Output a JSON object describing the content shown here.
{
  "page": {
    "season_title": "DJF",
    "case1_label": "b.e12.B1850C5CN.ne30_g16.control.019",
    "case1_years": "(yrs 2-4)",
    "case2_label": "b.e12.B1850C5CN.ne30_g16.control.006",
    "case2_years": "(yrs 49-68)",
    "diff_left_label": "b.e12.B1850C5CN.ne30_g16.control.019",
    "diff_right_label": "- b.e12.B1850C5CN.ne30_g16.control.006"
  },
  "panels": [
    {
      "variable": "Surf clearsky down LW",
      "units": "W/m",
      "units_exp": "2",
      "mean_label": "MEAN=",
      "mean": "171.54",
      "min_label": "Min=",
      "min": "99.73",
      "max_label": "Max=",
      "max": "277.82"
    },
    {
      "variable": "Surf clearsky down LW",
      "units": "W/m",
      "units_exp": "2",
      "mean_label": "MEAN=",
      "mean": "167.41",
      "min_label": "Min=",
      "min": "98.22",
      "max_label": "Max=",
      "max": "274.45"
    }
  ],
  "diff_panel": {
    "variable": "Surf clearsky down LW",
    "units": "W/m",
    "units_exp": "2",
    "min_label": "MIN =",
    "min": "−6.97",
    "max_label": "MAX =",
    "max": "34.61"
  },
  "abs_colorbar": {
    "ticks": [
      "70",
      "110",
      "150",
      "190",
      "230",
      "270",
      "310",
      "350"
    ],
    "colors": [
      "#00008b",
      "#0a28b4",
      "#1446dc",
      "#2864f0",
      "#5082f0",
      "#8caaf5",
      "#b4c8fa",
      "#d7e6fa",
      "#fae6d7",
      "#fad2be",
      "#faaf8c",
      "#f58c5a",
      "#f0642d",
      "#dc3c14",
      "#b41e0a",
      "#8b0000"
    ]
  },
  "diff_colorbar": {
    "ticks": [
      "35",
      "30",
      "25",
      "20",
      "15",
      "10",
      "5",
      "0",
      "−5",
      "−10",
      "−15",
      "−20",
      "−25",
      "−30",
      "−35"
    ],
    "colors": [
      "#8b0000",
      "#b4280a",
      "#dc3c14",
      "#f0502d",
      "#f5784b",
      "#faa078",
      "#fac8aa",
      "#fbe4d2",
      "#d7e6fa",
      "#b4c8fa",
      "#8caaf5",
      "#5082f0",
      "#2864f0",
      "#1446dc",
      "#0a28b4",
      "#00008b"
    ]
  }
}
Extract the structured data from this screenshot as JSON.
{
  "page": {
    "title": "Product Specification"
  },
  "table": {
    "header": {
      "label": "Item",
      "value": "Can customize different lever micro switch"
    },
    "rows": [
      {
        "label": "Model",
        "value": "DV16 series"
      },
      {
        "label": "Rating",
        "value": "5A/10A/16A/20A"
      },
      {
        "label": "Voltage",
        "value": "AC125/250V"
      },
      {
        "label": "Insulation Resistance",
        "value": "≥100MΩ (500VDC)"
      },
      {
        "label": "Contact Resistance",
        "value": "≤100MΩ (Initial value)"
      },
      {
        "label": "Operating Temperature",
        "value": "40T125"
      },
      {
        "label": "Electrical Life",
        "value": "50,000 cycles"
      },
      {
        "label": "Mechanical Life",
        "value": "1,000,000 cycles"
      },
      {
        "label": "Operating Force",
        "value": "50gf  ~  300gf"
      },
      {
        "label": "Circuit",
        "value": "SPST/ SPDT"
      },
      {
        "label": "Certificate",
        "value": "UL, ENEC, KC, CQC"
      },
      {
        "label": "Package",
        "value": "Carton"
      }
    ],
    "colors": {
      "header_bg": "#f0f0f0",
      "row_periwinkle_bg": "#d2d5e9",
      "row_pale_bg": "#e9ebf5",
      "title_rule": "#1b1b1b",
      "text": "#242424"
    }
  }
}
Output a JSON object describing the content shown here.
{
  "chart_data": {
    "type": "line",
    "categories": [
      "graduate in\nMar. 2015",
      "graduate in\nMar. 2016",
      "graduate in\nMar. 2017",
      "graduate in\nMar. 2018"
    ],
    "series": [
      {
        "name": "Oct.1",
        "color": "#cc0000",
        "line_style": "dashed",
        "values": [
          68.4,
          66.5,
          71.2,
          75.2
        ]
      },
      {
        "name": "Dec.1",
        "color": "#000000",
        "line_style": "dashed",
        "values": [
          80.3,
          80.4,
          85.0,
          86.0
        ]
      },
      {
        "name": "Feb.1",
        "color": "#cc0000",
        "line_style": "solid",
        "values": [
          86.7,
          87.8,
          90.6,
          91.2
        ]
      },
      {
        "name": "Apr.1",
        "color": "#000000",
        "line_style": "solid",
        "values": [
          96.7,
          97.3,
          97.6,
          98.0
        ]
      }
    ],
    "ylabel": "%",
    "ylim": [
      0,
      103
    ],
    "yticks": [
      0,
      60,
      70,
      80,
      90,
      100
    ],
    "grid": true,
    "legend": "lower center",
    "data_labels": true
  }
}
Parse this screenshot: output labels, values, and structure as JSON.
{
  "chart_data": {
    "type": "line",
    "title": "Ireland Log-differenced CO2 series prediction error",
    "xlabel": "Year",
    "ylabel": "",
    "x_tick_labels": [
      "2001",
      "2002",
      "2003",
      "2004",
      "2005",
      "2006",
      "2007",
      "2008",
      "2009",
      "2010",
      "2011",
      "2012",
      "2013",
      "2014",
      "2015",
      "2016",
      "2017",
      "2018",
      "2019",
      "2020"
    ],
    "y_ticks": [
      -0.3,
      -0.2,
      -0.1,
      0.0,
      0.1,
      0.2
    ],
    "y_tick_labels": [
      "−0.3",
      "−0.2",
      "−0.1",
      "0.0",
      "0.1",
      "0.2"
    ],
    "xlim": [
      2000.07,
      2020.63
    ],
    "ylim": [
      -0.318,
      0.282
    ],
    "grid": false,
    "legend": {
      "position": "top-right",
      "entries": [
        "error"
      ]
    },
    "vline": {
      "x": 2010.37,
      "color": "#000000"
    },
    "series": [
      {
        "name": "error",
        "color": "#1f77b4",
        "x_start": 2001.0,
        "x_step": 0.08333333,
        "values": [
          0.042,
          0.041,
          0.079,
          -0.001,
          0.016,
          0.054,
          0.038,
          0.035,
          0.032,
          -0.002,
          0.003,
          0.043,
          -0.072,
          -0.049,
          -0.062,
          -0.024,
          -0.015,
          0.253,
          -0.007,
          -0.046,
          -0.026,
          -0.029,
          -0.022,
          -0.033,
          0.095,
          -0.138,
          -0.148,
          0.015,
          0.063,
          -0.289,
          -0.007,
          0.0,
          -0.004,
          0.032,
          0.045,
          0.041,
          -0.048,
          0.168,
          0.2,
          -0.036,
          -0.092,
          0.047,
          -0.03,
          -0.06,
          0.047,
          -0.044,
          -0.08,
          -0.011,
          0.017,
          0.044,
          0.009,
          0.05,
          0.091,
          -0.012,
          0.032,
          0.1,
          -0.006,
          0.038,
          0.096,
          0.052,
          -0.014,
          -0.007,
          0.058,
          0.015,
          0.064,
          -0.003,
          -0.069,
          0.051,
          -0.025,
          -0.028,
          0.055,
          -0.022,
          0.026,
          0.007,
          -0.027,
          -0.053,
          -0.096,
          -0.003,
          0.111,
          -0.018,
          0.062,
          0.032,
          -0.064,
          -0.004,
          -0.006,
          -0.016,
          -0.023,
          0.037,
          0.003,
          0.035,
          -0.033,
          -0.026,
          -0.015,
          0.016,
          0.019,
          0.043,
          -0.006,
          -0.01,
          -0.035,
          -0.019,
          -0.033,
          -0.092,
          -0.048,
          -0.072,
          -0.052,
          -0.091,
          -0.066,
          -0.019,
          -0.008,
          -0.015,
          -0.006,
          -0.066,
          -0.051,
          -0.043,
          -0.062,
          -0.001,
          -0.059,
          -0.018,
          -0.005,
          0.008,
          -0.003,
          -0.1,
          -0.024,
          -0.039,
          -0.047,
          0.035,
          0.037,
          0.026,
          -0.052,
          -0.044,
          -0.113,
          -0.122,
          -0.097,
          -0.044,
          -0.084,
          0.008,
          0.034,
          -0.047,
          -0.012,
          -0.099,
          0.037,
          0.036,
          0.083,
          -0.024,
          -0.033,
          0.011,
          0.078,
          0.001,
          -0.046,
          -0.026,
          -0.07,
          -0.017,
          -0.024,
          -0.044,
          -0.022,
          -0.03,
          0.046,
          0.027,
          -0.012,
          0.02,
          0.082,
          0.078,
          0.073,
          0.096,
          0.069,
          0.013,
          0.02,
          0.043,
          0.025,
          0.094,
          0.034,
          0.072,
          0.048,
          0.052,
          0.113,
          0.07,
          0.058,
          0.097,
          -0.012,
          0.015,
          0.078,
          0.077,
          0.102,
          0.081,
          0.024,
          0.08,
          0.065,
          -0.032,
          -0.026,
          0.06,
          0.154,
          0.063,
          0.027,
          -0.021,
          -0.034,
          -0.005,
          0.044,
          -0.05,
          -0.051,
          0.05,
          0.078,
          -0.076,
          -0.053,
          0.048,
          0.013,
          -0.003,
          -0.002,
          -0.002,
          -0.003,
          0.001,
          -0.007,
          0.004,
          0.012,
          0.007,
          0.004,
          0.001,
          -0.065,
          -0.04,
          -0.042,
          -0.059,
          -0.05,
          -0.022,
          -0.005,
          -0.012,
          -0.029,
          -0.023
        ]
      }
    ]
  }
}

------------------------

Directions
Pick out every line of the listing containing the word "nMar", and show those lines.

The output
      "graduate in\nMar. 2015",
      "graduate in\nMar. 2016",
      "graduate in\nMar. 2017",
      "graduate in\nMar. 2018"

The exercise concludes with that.